> _Stated exercise_:
Write out the complete material exactly as it stands.

[Collected data]
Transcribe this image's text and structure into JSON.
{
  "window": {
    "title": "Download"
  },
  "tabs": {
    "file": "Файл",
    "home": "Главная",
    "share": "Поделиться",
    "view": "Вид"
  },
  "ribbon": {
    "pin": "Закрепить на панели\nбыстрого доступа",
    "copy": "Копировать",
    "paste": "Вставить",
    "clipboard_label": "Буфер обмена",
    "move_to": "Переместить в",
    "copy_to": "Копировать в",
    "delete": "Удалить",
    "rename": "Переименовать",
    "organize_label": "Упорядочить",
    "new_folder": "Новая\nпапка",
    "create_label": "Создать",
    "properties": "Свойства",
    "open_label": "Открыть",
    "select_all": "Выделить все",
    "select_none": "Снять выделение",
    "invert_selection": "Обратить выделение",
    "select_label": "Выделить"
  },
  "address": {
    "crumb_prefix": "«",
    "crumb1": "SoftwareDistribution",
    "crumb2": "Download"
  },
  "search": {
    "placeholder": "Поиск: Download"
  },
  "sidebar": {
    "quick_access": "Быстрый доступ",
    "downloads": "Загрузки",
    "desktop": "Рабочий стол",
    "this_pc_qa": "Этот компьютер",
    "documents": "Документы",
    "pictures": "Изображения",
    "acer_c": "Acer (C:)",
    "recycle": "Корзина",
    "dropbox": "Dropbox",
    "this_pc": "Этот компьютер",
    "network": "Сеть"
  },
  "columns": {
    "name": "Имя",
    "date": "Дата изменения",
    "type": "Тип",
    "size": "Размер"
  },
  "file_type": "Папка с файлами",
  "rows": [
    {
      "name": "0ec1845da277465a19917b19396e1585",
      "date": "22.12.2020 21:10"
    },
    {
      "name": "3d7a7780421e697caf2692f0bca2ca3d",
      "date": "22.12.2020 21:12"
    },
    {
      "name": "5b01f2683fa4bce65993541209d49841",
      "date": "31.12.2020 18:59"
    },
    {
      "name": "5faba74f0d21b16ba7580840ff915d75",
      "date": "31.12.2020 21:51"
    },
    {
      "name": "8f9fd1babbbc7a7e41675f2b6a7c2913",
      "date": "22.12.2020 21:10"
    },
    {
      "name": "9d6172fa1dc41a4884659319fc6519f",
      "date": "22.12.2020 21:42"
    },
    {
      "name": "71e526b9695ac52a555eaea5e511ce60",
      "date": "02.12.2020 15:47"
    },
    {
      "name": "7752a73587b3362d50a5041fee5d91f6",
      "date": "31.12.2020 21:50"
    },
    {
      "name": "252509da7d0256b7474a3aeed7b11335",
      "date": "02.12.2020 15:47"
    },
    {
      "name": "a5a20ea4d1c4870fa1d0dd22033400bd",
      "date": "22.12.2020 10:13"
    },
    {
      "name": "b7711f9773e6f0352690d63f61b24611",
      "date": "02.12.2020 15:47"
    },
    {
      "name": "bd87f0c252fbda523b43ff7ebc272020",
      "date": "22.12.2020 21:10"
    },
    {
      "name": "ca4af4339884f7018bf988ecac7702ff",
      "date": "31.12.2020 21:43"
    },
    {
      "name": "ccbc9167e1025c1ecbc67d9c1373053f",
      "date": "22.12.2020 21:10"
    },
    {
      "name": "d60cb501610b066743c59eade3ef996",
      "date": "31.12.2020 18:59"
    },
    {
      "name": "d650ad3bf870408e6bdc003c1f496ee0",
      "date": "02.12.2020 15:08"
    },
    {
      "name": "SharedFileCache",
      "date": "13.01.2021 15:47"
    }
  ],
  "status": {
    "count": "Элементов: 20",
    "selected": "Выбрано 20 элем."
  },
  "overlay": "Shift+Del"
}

> _Output_:
Transcribe this image's text and structure into JSON.
{
  "window": {
    "title": "Download"
  },
  "tabs": {
    "file": "Файл",
    "home": "Главная",
    "share": "Поделиться",
    "view": "Вид"
  },
  "ribbon": {
    "pin": "Закрепить на панели\nбыстрого доступа",
    "copy": "Копировать",
    "paste": "Вставить",
    "clipboard_label": "Буфер обмена",
    "move_to": "Переместить в",
    "copy_to": "Копировать в",
    "delete": "Удалить",
    "rename": "Переименовать",
    "organize_label": "Упорядочить",
    "new_folder": "Новая\nпапка",
    "create_label": "Создать",
    "properties": "Свойства",
    "open_label": "Открыть",
    "select_all": "Выделить все",
    "select_none": "Снять выделение",
    "invert_selection": "Обратить выделение",
    "select_label": "Выделить"
  },
  "address": {
    "crumb_prefix": "«",
    "crumb1": "SoftwareDistribution",
    "crumb2": "Download"
  },
  "search": {
    "placeholder": "Поиск: Download"
  },
  "sidebar": {
    "quick_access": "Быстрый доступ",
    "downloads": "Загрузки",
    "desktop": "Рабочий стол",
    "this_pc_qa": "Этот компьютер",
    "documents": "Документы",
    "pictures": "Изображения",
    "acer_c": "Acer (C:)",
    "recycle": "Корзина",
    "dropbox": "Dropbox",
    "this_pc": "Этот компьютер",
    "network": "Сеть"
  },
  "columns": {
    "name": "Имя",
    "date": "Дата изменения",
    "type": "Тип",
    "size": "Размер"
  },
  "file_type": "Папка с файлами",
  "rows": [
    {
      "name": "0ec1845da277465a19917b19396e1585",
      "date": "22.12.2020 21:10"
    },
    {
      "name": "3d7a7780421e697caf2692f0bca2ca3d",
      "date": "22.12.2020 21:12"
    },
    {
      "name": "5b01f2683fa4bce65993541209d49841",
      "date": "31.12.2020 18:59"
    },
    {
      "name": "5faba74f0d21b16ba7580840ff915d75",
      "date": "31.12.2020 21:51"
    },
    {
      "name": "8f9fd1babbbc7a7e41675f2b6a7c2913",
      "date": "22.12.2020 21:10"
    },
    {
      "name": "9d6172fa1dc41a4884659319fc6519f",
      "date": "22.12.2020 21:42"
    },
    {
      "name": "71e526b9695ac52a555eaea5e511ce60",
      "date": "02.12.2020 15:47"
    },
    {
      "name": "7752a73587b3362d50a5041fee5d91f6",
      "date": "31.12.2020 21:50"
    },
    {
      "name": "252509da7d0256b7474a3aeed7b11335",
      "date": "02.12.2020 15:47"
    },
    {
      "name": "a5a20ea4d1c4870fa1d0dd22033400bd",
      "date": "22.12.2020 10:13"
    },
    {
      "name": "b7711f9773e6f0352690d63f61b24611",
      "date": "02.12.2020 15:47"
    },
    {
      "name": "bd87f0c252fbda523b43ff7ebc272020",
      "date": "22.12.2020 21:10"
    },
    {
      "name": "ca4af4339884f7018bf988ecac7702ff",
      "date": "31.12.2020 21:43"
    },
    {
      "name": "ccbc9167e1025c1ecbc67d9c1373053f",
      "date": "22.12.2020 21:10"
    },
    {
      "name": "d60cb501610b066743c59eade3ef996",
      "date": "31.12.2020 18:59"
    },
    {
      "name": "d650ad3bf870408e6bdc003c1f496ee0",
      "date": "02.12.2020 15:08"
    },
    {
      "name": "SharedFileCache",
      "date": "13.01.2021 15:47"
    }
  ],
  "status": {
    "count": "Элементов: 20",
    "selected": "Выбрано 20 элем."
  },
  "overlay": "Shift+Del"
}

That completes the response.